INSTRUCTIONS TO FOLLOW
Gather every line from the entries below that includes "JSON".

* START LISTED RECORDS *

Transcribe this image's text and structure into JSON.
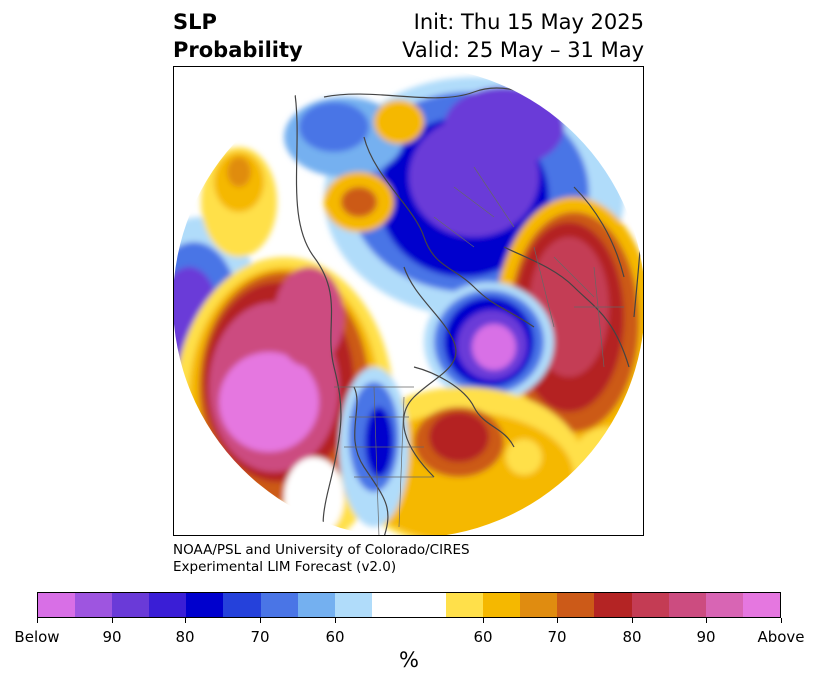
{
  "title": {
    "left_line1": "SLP",
    "left_line2": "Probability",
    "right_line1": "Init: Thu 15 May 2025",
    "right_line2": "Valid: 25 May – 31 May"
  },
  "credit": {
    "line1": "NOAA/PSL and University of Colorado/CIRES",
    "line2": "Experimental LIM Forecast (v2.0)"
  },
  "colorbar": {
    "unit": "%",
    "colors": [
      "#d86fe6",
      "#9e55e0",
      "#6a3ad8",
      "#3a1ed6",
      "#0000cd",
      "#2541db",
      "#4a75e6",
      "#74b0f0",
      "#b0dcfa",
      "#ffffff",
      "#ffe04a",
      "#f5b800",
      "#e08c10",
      "#cc5a18",
      "#b42424",
      "#c43c54",
      "#cc4c80",
      "#d865b4",
      "#e577e0"
    ],
    "tick_labels": [
      "Below",
      "90",
      "80",
      "70",
      "60",
      "60",
      "70",
      "80",
      "90",
      "Above"
    ]
  }
}
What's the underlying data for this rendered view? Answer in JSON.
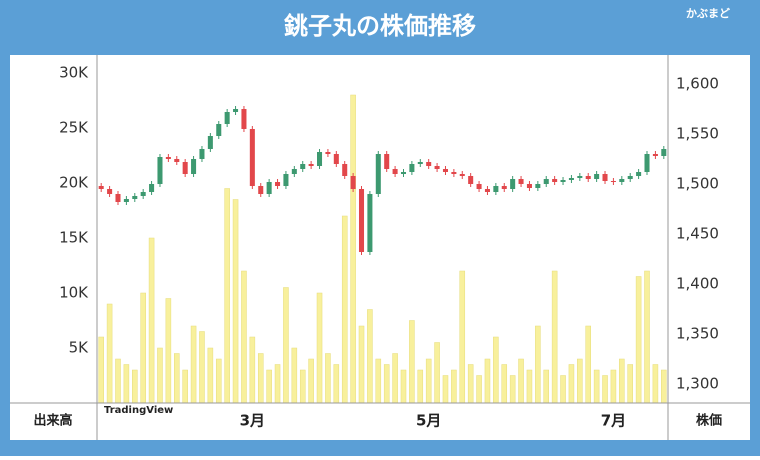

* END LISTED RECORDS *

FULL SOLUTION
Transcribe this image's text and structure into JSON.
What's the underlying data for this rendered view? Answer in JSON.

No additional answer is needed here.